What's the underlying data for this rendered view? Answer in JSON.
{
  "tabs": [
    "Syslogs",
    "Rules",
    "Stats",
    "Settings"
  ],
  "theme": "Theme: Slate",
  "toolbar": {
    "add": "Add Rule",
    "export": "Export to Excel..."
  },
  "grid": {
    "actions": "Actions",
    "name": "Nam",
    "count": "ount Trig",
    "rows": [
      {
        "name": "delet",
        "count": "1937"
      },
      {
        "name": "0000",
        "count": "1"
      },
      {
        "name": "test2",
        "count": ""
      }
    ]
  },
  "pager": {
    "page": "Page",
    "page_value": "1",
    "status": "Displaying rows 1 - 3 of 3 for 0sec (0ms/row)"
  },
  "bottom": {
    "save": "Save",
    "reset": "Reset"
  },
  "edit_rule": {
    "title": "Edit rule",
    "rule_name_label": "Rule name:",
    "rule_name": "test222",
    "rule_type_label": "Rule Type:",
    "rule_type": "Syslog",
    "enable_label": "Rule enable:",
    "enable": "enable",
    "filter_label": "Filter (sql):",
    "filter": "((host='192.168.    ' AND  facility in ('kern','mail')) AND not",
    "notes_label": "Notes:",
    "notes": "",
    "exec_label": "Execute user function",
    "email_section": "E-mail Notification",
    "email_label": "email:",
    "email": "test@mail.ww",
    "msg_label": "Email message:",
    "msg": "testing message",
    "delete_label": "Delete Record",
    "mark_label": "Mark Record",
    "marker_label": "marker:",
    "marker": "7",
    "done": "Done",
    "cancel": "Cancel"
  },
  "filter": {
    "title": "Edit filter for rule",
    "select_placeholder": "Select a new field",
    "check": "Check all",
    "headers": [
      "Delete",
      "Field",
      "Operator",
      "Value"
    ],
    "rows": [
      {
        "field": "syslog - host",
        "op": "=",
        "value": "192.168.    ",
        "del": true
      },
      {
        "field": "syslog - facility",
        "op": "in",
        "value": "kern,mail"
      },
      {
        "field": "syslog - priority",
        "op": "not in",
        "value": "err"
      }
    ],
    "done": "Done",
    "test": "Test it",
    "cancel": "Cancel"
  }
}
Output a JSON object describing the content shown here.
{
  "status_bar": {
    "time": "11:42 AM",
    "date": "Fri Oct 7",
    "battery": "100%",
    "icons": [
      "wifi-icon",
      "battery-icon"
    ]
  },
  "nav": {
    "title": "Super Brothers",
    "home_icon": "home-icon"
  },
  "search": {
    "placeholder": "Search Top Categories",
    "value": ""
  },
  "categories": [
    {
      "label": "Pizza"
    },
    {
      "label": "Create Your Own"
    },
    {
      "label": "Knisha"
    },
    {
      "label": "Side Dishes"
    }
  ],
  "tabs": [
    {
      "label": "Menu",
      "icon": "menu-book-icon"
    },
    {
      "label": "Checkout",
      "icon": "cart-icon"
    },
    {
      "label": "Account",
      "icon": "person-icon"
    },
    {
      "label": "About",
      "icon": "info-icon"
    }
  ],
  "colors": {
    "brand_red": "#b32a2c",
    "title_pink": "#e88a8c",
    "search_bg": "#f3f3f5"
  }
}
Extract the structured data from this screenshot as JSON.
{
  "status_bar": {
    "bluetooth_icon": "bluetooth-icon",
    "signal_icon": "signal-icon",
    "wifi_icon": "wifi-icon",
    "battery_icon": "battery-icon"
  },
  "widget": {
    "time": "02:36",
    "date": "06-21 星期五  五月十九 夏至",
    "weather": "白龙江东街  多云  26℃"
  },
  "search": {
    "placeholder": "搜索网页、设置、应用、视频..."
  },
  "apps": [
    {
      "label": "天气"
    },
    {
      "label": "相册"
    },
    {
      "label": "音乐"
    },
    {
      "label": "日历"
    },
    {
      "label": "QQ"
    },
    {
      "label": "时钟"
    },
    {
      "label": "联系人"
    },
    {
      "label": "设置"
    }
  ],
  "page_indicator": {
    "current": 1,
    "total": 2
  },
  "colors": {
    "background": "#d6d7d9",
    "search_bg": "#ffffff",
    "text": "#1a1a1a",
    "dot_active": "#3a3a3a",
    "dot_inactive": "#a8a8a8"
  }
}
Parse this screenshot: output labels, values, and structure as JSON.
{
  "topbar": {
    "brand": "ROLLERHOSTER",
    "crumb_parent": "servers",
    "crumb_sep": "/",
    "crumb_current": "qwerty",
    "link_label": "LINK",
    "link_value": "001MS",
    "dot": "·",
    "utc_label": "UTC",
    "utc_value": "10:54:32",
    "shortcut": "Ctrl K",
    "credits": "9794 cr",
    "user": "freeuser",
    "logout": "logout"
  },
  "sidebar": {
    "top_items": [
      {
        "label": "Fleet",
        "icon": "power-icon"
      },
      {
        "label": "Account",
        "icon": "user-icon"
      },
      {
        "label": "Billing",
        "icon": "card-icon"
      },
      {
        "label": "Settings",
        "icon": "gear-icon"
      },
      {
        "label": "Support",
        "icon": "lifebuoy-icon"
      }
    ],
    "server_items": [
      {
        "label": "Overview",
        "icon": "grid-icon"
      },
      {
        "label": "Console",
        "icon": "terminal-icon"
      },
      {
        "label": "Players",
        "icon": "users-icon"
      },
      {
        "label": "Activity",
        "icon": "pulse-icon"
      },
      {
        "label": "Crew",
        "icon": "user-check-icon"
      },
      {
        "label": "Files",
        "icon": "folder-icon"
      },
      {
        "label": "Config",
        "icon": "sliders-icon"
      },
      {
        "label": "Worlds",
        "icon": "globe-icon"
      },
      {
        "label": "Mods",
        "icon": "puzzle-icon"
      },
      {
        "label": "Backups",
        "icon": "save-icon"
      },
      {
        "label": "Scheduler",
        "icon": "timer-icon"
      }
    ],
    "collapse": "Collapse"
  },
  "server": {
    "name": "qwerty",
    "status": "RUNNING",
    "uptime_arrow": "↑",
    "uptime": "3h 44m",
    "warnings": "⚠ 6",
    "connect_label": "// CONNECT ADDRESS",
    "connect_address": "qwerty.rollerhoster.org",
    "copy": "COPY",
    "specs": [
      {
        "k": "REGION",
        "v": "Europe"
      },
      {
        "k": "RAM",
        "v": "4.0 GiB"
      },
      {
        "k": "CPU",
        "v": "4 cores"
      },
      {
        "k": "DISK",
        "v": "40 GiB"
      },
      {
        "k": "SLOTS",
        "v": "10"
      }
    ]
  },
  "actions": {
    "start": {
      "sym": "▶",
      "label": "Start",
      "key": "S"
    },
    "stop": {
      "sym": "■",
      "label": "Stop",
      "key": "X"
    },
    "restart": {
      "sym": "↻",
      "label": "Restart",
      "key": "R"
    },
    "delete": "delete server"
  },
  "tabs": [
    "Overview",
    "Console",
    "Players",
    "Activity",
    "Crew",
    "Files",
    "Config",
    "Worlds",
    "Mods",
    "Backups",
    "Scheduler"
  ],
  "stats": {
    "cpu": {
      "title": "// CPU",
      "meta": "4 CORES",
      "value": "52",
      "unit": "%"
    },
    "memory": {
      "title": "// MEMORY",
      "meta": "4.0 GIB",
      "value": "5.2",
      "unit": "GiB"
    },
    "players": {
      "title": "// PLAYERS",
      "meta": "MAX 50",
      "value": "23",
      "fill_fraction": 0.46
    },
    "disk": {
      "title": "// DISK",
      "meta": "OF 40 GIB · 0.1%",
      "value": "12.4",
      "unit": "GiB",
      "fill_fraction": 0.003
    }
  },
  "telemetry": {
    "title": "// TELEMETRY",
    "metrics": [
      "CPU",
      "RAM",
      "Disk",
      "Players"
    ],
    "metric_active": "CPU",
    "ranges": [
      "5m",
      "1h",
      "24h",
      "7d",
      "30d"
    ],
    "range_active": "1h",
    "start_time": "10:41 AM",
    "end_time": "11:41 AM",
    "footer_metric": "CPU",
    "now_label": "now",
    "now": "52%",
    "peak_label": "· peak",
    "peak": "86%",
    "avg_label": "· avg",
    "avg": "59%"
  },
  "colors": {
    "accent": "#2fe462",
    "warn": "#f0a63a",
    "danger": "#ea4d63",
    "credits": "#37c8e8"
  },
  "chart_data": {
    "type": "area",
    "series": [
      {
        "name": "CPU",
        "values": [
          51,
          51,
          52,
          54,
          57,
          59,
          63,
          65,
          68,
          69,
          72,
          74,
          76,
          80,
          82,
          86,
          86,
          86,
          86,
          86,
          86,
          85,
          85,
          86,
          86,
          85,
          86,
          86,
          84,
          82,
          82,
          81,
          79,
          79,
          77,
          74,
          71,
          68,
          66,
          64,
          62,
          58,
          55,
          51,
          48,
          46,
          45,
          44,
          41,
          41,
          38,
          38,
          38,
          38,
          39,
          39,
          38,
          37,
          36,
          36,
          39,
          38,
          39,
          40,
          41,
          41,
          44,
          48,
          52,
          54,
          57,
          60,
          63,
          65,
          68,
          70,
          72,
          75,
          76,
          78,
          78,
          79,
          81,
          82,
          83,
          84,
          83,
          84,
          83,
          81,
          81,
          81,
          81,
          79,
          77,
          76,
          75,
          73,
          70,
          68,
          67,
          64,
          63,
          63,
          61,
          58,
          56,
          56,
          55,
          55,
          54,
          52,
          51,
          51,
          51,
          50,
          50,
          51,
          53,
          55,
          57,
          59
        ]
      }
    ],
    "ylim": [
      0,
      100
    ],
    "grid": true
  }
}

Task statement: Locate the lines above that contain "enable" and copy them.

Solution for this problem:
    "enable_label": "Rule enable:",
    "enable": "enable",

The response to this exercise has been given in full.